* 所给文段
---

14. 移植开源Triton算子到TritonGCU¶

14.1. 移植步骤¶

在Triton算子python文件的开头，加入 import triton_gcu.triton：

import triton
import triton.language as tl
import triton_gcu.triton

在Triton算子python文件的开头，加入 from torch_gcu import transfer_to_gcu：
```
import torch
from torch_gcu import transfer_to_gcu
```
按照注意事项-a-name移植开源Triton算子到gcu-注意事项a 列出的条目，对Triton算子进行必要的修改。
完成移植。

14.2. 注意事项¶

数据类型 int64 / uint64
- 对 ``int64`` / ``uint64`` 计算有强需求的Triton算子，无法移植到gcu300。
- 对 ``int64`` / ``uint64`` 计算没有强需求的Triton算子，在gcu300上可以改用 ``int32`` / ``uint32`` 数据类型：
  - 在host代码里，pytorch数据类型 torch.int64 / torch.uint64，替换成 torch.int32 / torch.uint32。
  - 在kernel代码里，Triton数据类型 tl.int64 / tl.uint64，替换成 tl.int32 / tl.uint32。
  - 备注：pytorch创建int类型tensor的函数（例如, torch.randint()），默认使用数据类型 torch.int64。因此，在调用这类函数的时候，必须显性地指定数据类型（例如，torch.randint(..., dtype=torch.int32)）。
数据类型 float64
- 对 ``float64`` 计算有强需求的Triton算子，无法移植到gcu300。
- 对 ``float64`` 计算没有强需求的Triton算子，在gcu300上可以改用 ``float32`` 数据类型：
  - 在host代码里，pytorch数据类型 torch.float64，替换成 torch.float32。

---

* 所给信息
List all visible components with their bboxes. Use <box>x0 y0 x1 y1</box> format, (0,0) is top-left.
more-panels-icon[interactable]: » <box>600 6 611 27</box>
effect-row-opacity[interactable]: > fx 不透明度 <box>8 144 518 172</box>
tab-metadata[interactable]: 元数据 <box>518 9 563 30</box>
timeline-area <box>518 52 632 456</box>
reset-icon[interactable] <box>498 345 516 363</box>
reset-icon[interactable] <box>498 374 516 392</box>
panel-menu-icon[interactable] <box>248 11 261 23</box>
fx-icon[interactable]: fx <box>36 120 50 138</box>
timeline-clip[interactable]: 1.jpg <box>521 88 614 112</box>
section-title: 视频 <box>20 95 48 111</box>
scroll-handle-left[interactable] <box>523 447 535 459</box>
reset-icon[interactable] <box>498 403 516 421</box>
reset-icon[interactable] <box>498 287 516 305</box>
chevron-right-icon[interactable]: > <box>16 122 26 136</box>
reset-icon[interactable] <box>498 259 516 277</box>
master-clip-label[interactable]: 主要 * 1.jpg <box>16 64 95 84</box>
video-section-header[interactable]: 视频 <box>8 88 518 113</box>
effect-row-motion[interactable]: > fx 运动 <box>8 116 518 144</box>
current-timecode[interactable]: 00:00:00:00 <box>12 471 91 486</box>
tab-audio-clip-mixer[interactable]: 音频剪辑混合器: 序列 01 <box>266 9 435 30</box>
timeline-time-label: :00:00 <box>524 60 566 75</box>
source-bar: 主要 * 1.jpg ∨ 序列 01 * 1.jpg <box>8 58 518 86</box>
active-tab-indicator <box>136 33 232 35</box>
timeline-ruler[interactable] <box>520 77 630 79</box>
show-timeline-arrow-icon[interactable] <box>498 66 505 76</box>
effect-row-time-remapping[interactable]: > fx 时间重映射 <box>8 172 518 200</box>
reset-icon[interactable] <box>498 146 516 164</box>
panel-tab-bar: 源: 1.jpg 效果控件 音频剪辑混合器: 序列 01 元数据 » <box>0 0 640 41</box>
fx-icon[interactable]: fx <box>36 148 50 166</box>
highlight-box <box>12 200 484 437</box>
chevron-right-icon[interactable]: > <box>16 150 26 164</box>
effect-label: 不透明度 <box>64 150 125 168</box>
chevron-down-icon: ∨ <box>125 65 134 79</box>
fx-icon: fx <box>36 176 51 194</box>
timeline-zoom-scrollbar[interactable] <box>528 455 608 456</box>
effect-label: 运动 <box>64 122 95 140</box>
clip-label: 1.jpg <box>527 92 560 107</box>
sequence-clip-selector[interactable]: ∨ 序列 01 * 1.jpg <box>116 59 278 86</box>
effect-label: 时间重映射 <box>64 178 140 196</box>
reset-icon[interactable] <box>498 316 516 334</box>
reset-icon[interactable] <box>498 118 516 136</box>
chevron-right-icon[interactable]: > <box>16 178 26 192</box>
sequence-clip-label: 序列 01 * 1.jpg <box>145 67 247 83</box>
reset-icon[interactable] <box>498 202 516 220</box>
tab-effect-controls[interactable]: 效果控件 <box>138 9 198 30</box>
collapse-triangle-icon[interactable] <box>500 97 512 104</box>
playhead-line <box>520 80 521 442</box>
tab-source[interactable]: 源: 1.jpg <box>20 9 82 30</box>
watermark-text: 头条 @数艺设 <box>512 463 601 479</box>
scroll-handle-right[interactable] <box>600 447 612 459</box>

---

* 任务
把移植Triton算子的文段中从“- 备注：pytorch创建int类型tensor的函数（例如, torch.randint()），默认使用数据类型”一直到“在host代码里，pytorch数据类型 torch.float64，替换成 torch.float32。”的这一段一字不差地照抄下来。

* 练习答案
- 备注：pytorch创建int类型tensor的函数（例如, torch.randint()），默认使用数据类型 torch.int64。因此，在调用这类函数的时候，必须显性地指定数据类型（例如，torch.randint(..., dtype=torch.int32)）。
数据类型 float64
- 对 ``float64`` 计算有强需求的Triton算子，无法移植到gcu300。
- 对 ``float64`` 计算没有强需求的Triton算子，在gcu300上可以改用 ``float32`` 数据类型：
  - 在host代码里，pytorch数据类型 torch.float64，替换成 torch.float32。